» STATED EXERCISE
From the entries below, extract every line that includes the word "likes".

» PROVIDED RECORDS
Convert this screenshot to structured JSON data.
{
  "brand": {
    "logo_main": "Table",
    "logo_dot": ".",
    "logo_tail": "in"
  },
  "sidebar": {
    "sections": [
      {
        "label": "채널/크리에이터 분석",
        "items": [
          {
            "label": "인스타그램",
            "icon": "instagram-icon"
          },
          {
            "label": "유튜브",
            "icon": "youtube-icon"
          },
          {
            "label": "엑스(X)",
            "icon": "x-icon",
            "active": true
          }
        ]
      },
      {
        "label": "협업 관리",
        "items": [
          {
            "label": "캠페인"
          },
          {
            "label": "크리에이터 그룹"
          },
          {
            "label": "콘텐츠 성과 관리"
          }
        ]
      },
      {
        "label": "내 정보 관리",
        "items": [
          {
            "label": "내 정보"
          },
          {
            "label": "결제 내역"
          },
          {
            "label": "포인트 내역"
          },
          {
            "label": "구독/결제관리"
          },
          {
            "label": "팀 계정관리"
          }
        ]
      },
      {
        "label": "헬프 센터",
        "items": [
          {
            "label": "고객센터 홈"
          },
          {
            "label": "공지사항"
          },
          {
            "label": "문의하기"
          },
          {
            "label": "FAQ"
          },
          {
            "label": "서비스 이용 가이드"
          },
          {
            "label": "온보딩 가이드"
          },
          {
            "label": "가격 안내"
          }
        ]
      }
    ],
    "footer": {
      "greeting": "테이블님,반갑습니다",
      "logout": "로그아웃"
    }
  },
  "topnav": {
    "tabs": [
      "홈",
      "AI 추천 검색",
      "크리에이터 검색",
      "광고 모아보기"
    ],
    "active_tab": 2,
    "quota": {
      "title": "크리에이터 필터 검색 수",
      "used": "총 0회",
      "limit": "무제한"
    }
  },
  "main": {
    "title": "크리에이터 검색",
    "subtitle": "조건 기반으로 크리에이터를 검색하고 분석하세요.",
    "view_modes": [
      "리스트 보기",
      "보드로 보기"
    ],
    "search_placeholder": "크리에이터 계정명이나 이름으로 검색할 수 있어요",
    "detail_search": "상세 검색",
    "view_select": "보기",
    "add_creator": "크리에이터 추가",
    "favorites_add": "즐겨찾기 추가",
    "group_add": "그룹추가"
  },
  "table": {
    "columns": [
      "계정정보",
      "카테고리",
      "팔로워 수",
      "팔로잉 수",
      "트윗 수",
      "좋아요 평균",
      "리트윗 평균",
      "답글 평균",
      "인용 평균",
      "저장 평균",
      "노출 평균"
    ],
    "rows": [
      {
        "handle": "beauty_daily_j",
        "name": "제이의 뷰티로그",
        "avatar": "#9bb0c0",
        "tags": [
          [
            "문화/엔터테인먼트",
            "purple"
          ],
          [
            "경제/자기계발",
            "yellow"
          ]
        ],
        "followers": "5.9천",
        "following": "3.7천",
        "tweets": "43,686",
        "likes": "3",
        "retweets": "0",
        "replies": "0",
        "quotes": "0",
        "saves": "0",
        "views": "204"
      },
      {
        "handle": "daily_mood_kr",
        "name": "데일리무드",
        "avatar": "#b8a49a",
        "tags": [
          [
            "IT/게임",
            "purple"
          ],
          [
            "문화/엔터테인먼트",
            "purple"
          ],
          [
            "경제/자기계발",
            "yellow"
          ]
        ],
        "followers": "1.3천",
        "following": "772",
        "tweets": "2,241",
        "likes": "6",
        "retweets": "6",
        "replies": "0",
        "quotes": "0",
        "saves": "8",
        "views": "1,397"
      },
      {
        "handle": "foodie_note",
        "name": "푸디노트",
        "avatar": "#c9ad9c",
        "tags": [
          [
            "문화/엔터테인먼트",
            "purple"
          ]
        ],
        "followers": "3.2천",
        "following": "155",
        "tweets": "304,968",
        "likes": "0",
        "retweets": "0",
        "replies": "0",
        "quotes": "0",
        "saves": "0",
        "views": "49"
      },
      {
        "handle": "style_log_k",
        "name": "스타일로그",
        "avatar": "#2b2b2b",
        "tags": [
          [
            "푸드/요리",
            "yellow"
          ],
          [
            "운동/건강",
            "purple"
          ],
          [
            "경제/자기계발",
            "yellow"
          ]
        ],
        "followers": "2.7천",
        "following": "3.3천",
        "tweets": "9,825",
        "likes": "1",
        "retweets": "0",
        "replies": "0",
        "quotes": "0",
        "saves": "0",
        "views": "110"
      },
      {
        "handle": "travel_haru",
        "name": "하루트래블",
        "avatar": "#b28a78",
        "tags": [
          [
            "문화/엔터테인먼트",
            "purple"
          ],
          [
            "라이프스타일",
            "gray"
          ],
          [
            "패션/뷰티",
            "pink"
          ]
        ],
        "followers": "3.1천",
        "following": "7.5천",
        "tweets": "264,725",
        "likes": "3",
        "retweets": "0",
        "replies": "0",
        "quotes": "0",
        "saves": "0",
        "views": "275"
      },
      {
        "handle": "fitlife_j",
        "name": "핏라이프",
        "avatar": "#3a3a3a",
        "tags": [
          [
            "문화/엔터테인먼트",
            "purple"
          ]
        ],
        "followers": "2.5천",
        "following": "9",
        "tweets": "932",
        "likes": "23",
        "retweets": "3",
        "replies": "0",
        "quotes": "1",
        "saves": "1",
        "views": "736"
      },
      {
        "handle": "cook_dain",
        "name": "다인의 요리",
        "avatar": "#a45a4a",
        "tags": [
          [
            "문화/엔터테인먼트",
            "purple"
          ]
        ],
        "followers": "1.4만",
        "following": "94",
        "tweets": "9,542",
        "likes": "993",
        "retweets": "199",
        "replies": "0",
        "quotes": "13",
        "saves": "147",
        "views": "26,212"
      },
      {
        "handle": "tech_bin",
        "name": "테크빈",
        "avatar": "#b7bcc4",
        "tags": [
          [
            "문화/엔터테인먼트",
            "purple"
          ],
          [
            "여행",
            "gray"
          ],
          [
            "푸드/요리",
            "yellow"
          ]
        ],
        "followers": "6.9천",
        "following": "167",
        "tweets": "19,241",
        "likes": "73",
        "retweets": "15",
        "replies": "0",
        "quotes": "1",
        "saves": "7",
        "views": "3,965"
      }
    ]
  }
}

» SOLUTION FOR THIS TASK
        "likes": "3",
        "likes": "6",
        "likes": "0",
        "likes": "1",
        "likes": "3",
        "likes": "23",
        "likes": "993",
        "likes": "73",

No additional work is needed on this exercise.